> Task data:

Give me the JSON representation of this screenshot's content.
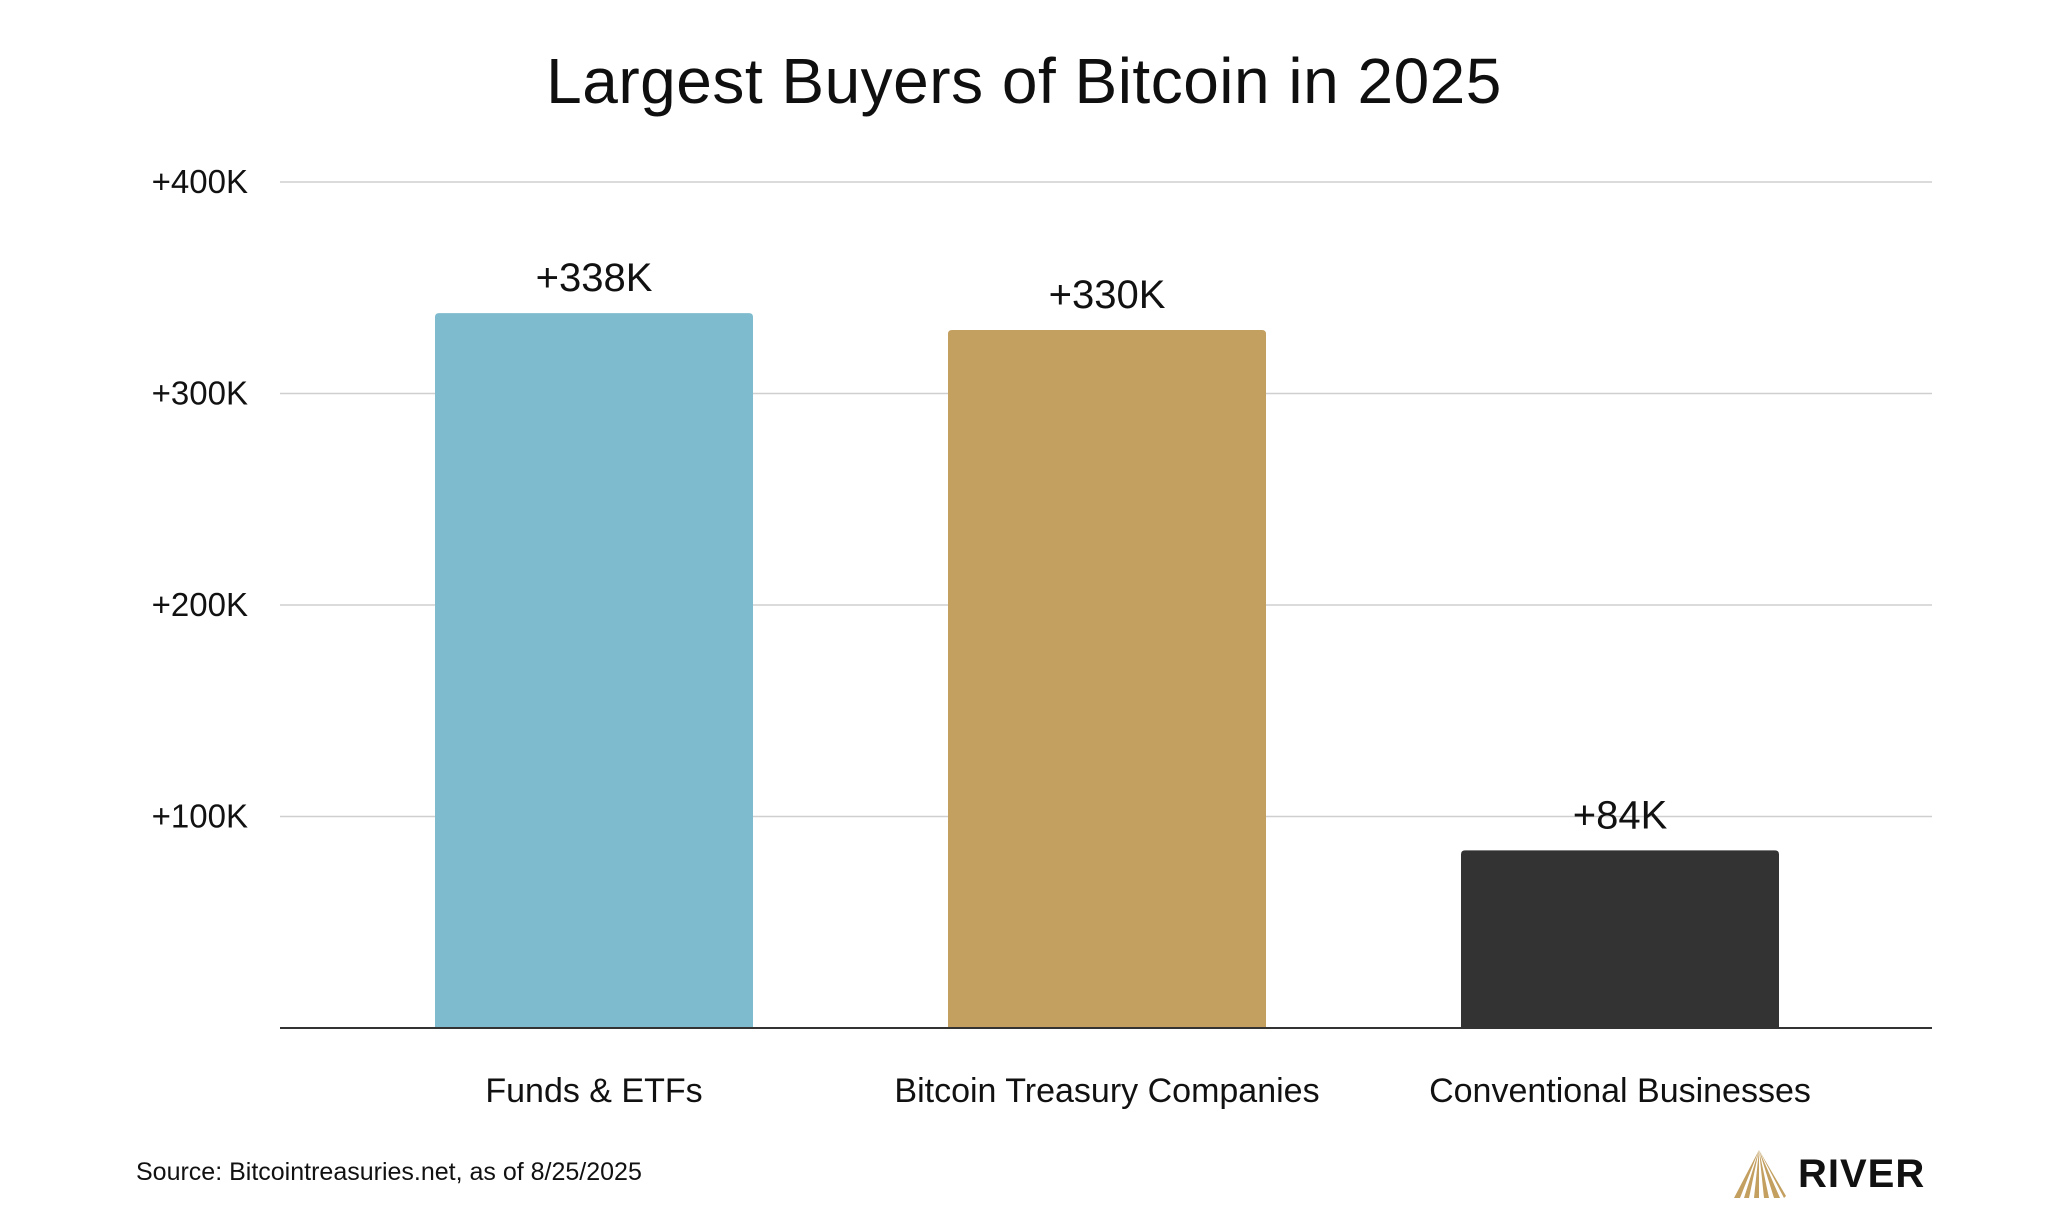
{
  "chart_data": {
    "type": "bar",
    "title": "Largest Buyers of Bitcoin in 2025",
    "xlabel": "",
    "ylabel": "",
    "categories": [
      "Funds & ETFs",
      "Bitcoin Treasury Companies",
      "Conventional Businesses"
    ],
    "values": [
      338000,
      330000,
      84000
    ],
    "data_labels": [
      "+338K",
      "+330K",
      "+84K"
    ],
    "bar_colors": [
      "#7fbbce",
      "#c39f60",
      "#333333"
    ],
    "ylim": [
      0,
      400000
    ],
    "yticks": [
      100000,
      200000,
      300000,
      400000
    ],
    "ytick_labels": [
      "+100K",
      "+200K",
      "+300K",
      "+400K"
    ],
    "grid": true,
    "legend": "none"
  },
  "footer": {
    "source": "Source: Bitcointreasuries.net, as of 8/25/2025"
  },
  "logo": {
    "text": "RIVER",
    "icon": "river-mountain-icon",
    "color": "#c39f60"
  }
}
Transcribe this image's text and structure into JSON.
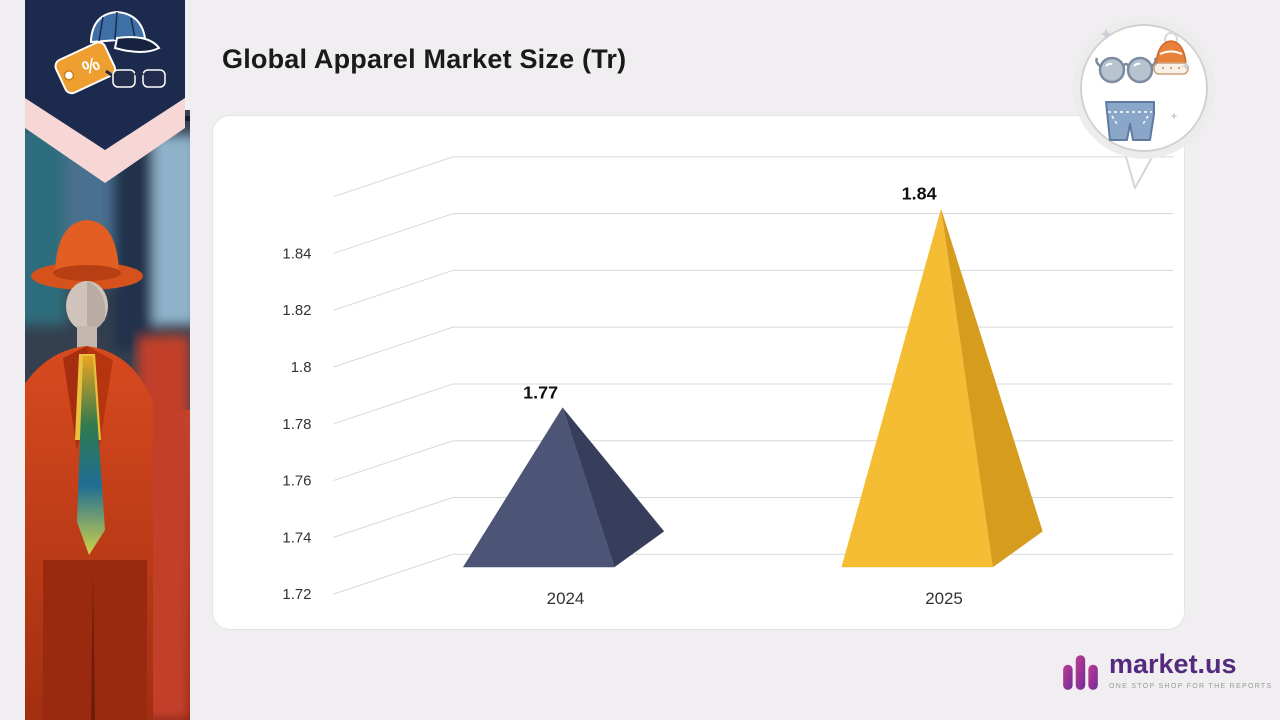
{
  "header": {
    "title": "Global Apparel Market Size (Tr)"
  },
  "chart_data": {
    "type": "bar",
    "style": "3d-pyramid",
    "title": "Global Apparel Market Size (Tr)",
    "categories": [
      "2024",
      "2025"
    ],
    "values": [
      1.77,
      1.84
    ],
    "data_labels": [
      "1.77",
      "1.84"
    ],
    "xlabel": "",
    "ylabel": "",
    "ylim": [
      1.72,
      1.86
    ],
    "ytick_step": 0.02,
    "yticks": [
      "1.84",
      "1.82",
      "1.8",
      "1.78",
      "1.76",
      "1.74",
      "1.72"
    ],
    "grid": true,
    "legend": false,
    "series_colors": [
      {
        "face": "#4d5577",
        "shade": "#373e5b"
      },
      {
        "face": "#f5bd33",
        "shade": "#d59c1d"
      }
    ],
    "gridline_color": "#d8d8d8",
    "tick_color": "#333333",
    "data_label_color": "#111111",
    "category_label_color": "#333333"
  },
  "badges": {
    "top_left": {
      "name": "apparel-category-badge",
      "icons": [
        "baseball-cap-icon",
        "discount-tag-icon",
        "sunglasses-icon"
      ],
      "discount_glyph": "%"
    },
    "top_right": {
      "name": "apparel-pin-badge",
      "icons": [
        "sunglasses-icon",
        "beanie-icon",
        "denim-shorts-icon",
        "sparkle-icons"
      ]
    }
  },
  "branding": {
    "logo_text": "market.us",
    "tagline": "ONE STOP SHOP FOR THE REPORTS"
  }
}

> Exercise details:
Transcribe the material exactly, keeping every word and none of the pictures.

> The completed task:
Give me the JSON representation of this screenshot's content.
{
  "chart_data": {
    "type": "bar",
    "title": "Largest Buyers of Bitcoin in 2025",
    "xlabel": "",
    "ylabel": "",
    "categories": [
      "Funds & ETFs",
      "Bitcoin Treasury Companies",
      "Conventional Businesses"
    ],
    "values": [
      338000,
      330000,
      84000
    ],
    "data_labels": [
      "+338K",
      "+330K",
      "+84K"
    ],
    "bar_colors": [
      "#7fbbce",
      "#c39f60",
      "#333333"
    ],
    "ylim": [
      0,
      400000
    ],
    "yticks": [
      100000,
      200000,
      300000,
      400000
    ],
    "ytick_labels": [
      "+100K",
      "+200K",
      "+300K",
      "+400K"
    ],
    "grid": true,
    "legend": "none"
  },
  "footer": {
    "source": "Source: Bitcointreasuries.net, as of 8/25/2025"
  },
  "logo": {
    "text": "RIVER",
    "icon": "river-mountain-icon",
    "color": "#c39f60"
  }
}
Transcribe this image's text and structure into JSON.
{
  "header": {
    "title": "Global Apparel Market Size (Tr)"
  },
  "chart_data": {
    "type": "bar",
    "style": "3d-pyramid",
    "title": "Global Apparel Market Size (Tr)",
    "categories": [
      "2024",
      "2025"
    ],
    "values": [
      1.77,
      1.84
    ],
    "data_labels": [
      "1.77",
      "1.84"
    ],
    "xlabel": "",
    "ylabel": "",
    "ylim": [
      1.72,
      1.86
    ],
    "ytick_step": 0.02,
    "yticks": [
      "1.84",
      "1.82",
      "1.8",
      "1.78",
      "1.76",
      "1.74",
      "1.72"
    ],
    "grid": true,
    "legend": false,
    "series_colors": [
      {
        "face": "#4d5577",
        "shade": "#373e5b"
      },
      {
        "face": "#f5bd33",
        "shade": "#d59c1d"
      }
    ],
    "gridline_color": "#d8d8d8",
    "tick_color": "#333333",
    "data_label_color": "#111111",
    "category_label_color": "#333333"
  },
  "badges": {
    "top_left": {
      "name": "apparel-category-badge",
      "icons": [
        "baseball-cap-icon",
        "discount-tag-icon",
        "sunglasses-icon"
      ],
      "discount_glyph": "%"
    },
    "top_right": {
      "name": "apparel-pin-badge",
      "icons": [
        "sunglasses-icon",
        "beanie-icon",
        "denim-shorts-icon",
        "sparkle-icons"
      ]
    }
  },
  "branding": {
    "logo_text": "market.us",
    "tagline": "ONE STOP SHOP FOR THE REPORTS"
  }
}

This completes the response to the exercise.